[Task statement]
Render every entry exactly as it appears.

::: Supplied records

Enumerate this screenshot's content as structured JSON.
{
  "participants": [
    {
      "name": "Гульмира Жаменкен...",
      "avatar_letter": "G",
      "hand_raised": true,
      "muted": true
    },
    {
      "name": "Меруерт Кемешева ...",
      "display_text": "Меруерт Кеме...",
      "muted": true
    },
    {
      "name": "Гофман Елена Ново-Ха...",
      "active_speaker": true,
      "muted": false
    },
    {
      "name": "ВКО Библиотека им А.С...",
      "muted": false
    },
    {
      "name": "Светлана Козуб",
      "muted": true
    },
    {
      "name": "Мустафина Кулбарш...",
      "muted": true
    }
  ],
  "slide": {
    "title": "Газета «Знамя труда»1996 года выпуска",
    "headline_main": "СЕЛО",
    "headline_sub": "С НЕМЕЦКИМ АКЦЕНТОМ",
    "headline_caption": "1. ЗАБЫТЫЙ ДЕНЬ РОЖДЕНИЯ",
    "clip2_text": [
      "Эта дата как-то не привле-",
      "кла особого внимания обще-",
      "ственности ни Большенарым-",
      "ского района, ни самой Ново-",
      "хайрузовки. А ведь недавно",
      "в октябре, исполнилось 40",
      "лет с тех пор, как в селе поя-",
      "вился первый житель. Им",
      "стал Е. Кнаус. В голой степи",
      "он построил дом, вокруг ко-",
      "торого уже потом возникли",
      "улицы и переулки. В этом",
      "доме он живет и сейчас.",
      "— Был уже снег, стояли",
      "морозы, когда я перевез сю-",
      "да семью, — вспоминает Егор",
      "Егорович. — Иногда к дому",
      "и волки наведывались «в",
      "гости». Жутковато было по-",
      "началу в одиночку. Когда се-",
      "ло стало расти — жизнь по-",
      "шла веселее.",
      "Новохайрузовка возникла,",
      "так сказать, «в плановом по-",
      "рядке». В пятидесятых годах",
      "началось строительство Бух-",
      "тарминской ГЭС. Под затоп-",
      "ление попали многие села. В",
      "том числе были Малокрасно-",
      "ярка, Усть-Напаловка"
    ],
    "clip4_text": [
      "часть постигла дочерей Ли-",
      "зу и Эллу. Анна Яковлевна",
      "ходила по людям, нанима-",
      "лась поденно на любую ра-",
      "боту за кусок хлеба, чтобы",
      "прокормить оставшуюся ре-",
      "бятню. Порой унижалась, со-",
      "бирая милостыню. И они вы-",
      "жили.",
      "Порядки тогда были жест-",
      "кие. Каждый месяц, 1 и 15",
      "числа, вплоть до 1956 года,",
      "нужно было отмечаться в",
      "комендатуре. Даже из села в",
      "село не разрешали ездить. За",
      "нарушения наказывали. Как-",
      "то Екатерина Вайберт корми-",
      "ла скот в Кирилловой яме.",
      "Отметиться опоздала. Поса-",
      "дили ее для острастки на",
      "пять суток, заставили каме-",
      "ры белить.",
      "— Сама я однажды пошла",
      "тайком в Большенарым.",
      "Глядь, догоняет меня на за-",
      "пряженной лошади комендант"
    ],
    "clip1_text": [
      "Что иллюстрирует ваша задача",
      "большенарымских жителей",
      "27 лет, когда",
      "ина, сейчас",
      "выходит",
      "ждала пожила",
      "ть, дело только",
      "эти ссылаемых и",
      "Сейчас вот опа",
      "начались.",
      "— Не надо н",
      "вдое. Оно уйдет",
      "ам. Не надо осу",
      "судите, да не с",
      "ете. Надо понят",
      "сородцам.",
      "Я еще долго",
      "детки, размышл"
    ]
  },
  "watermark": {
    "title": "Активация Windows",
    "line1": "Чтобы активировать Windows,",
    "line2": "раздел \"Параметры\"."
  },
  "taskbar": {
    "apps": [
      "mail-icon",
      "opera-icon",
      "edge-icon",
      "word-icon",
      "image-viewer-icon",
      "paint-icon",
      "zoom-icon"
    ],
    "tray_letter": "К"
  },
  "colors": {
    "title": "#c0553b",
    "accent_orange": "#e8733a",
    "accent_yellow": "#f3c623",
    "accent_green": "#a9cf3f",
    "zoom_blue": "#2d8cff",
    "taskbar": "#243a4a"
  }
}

::::::

[The reply]
Enumerate this screenshot's content as structured JSON.
{
  "participants": [
    {
      "name": "Гульмира Жаменкен...",
      "avatar_letter": "G",
      "hand_raised": true,
      "muted": true
    },
    {
      "name": "Меруерт Кемешева ...",
      "display_text": "Меруерт Кеме...",
      "muted": true
    },
    {
      "name": "Гофман Елена Ново-Ха...",
      "active_speaker": true,
      "muted": false
    },
    {
      "name": "ВКО Библиотека им А.С...",
      "muted": false
    },
    {
      "name": "Светлана Козуб",
      "muted": true
    },
    {
      "name": "Мустафина Кулбарш...",
      "muted": true
    }
  ],
  "slide": {
    "title": "Газета «Знамя труда»1996 года выпуска",
    "headline_main": "СЕЛО",
    "headline_sub": "С НЕМЕЦКИМ АКЦЕНТОМ",
    "headline_caption": "1. ЗАБЫТЫЙ ДЕНЬ РОЖДЕНИЯ",
    "clip2_text": [
      "Эта дата как-то не привле-",
      "кла особого внимания обще-",
      "ственности ни Большенарым-",
      "ского района, ни самой Ново-",
      "хайрузовки. А ведь недавно",
      "в октябре, исполнилось 40",
      "лет с тех пор, как в селе поя-",
      "вился первый житель. Им",
      "стал Е. Кнаус. В голой степи",
      "он построил дом, вокруг ко-",
      "торого уже потом возникли",
      "улицы и переулки. В этом",
      "доме он живет и сейчас.",
      "— Был уже снег, стояли",
      "морозы, когда я перевез сю-",
      "да семью, — вспоминает Егор",
      "Егорович. — Иногда к дому",
      "и волки наведывались «в",
      "гости». Жутковато было по-",
      "началу в одиночку. Когда се-",
      "ло стало расти — жизнь по-",
      "шла веселее.",
      "Новохайрузовка возникла,",
      "так сказать, «в плановом по-",
      "рядке». В пятидесятых годах",
      "началось строительство Бух-",
      "тарминской ГЭС. Под затоп-",
      "ление попали многие села. В",
      "том числе были Малокрасно-",
      "ярка, Усть-Напаловка"
    ],
    "clip4_text": [
      "часть постигла дочерей Ли-",
      "зу и Эллу. Анна Яковлевна",
      "ходила по людям, нанима-",
      "лась поденно на любую ра-",
      "боту за кусок хлеба, чтобы",
      "прокормить оставшуюся ре-",
      "бятню. Порой унижалась, со-",
      "бирая милостыню. И они вы-",
      "жили.",
      "Порядки тогда были жест-",
      "кие. Каждый месяц, 1 и 15",
      "числа, вплоть до 1956 года,",
      "нужно было отмечаться в",
      "комендатуре. Даже из села в",
      "село не разрешали ездить. За",
      "нарушения наказывали. Как-",
      "то Екатерина Вайберт корми-",
      "ла скот в Кирилловой яме.",
      "Отметиться опоздала. Поса-",
      "дили ее для острастки на",
      "пять суток, заставили каме-",
      "ры белить.",
      "— Сама я однажды пошла",
      "тайком в Большенарым.",
      "Глядь, догоняет меня на за-",
      "пряженной лошади комендант"
    ],
    "clip1_text": [
      "Что иллюстрирует ваша задача",
      "большенарымских жителей",
      "27 лет, когда",
      "ина, сейчас",
      "выходит",
      "ждала пожила",
      "ть, дело только",
      "эти ссылаемых и",
      "Сейчас вот опа",
      "начались.",
      "— Не надо н",
      "вдое. Оно уйдет",
      "ам. Не надо осу",
      "судите, да не с",
      "ете. Надо понят",
      "сородцам.",
      "Я еще долго",
      "детки, размышл"
    ]
  },
  "watermark": {
    "title": "Активация Windows",
    "line1": "Чтобы активировать Windows,",
    "line2": "раздел \"Параметры\"."
  },
  "taskbar": {
    "apps": [
      "mail-icon",
      "opera-icon",
      "edge-icon",
      "word-icon",
      "image-viewer-icon",
      "paint-icon",
      "zoom-icon"
    ],
    "tray_letter": "К"
  },
  "colors": {
    "title": "#c0553b",
    "accent_orange": "#e8733a",
    "accent_yellow": "#f3c623",
    "accent_green": "#a9cf3f",
    "zoom_blue": "#2d8cff",
    "taskbar": "#243a4a"
  }
}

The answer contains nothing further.